## [Work to do]
Pull out every line below containing the word "ferociously".

[Data entries]

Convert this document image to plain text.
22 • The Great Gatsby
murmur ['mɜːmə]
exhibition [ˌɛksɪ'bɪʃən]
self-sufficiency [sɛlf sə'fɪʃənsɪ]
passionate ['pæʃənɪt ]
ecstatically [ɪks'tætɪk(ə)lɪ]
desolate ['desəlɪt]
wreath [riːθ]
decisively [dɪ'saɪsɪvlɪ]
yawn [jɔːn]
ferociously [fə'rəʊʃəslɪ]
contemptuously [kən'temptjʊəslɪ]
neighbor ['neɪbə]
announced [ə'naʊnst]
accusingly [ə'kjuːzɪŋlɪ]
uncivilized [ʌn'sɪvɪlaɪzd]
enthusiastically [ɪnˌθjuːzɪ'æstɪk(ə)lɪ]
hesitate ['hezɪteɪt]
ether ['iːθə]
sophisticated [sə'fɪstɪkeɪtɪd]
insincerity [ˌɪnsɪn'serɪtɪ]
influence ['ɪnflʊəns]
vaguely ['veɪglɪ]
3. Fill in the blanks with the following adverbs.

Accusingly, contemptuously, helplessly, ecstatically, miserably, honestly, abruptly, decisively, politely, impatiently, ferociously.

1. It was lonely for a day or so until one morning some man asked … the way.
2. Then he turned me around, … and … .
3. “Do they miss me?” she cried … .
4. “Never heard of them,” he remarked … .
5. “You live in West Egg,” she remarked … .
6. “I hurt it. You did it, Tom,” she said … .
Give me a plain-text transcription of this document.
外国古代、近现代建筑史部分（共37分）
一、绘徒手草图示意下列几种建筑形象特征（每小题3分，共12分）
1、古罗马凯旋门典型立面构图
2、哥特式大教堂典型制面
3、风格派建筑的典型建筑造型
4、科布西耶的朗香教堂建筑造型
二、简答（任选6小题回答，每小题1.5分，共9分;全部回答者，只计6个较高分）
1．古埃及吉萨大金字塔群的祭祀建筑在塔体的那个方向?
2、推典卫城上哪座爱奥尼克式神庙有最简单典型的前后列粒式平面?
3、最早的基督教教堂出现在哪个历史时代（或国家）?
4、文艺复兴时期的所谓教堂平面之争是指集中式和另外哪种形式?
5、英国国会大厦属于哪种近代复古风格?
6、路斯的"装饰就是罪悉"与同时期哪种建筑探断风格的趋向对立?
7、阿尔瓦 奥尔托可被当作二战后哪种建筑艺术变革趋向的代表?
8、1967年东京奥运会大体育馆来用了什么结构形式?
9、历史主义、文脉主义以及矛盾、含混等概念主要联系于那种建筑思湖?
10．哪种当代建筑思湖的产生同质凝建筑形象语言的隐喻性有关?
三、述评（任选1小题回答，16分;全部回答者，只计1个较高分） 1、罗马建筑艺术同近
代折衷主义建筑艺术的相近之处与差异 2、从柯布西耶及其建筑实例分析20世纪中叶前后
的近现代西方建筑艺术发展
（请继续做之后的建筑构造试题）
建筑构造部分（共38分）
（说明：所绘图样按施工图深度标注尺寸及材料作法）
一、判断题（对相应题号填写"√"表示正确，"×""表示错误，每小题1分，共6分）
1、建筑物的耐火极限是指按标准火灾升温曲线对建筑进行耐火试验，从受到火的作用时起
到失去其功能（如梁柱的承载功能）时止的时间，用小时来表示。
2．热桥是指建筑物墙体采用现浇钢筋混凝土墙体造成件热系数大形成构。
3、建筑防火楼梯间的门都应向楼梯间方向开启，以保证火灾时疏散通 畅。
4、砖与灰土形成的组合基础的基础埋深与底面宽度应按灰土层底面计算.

## [Answer to this problem]
ferociously [fə'rəʊʃəslɪ]
Accusingly, contemptuously, helplessly, ecstatically, miserably, honestly, abruptly, decisively, politely, impatiently, ferociously.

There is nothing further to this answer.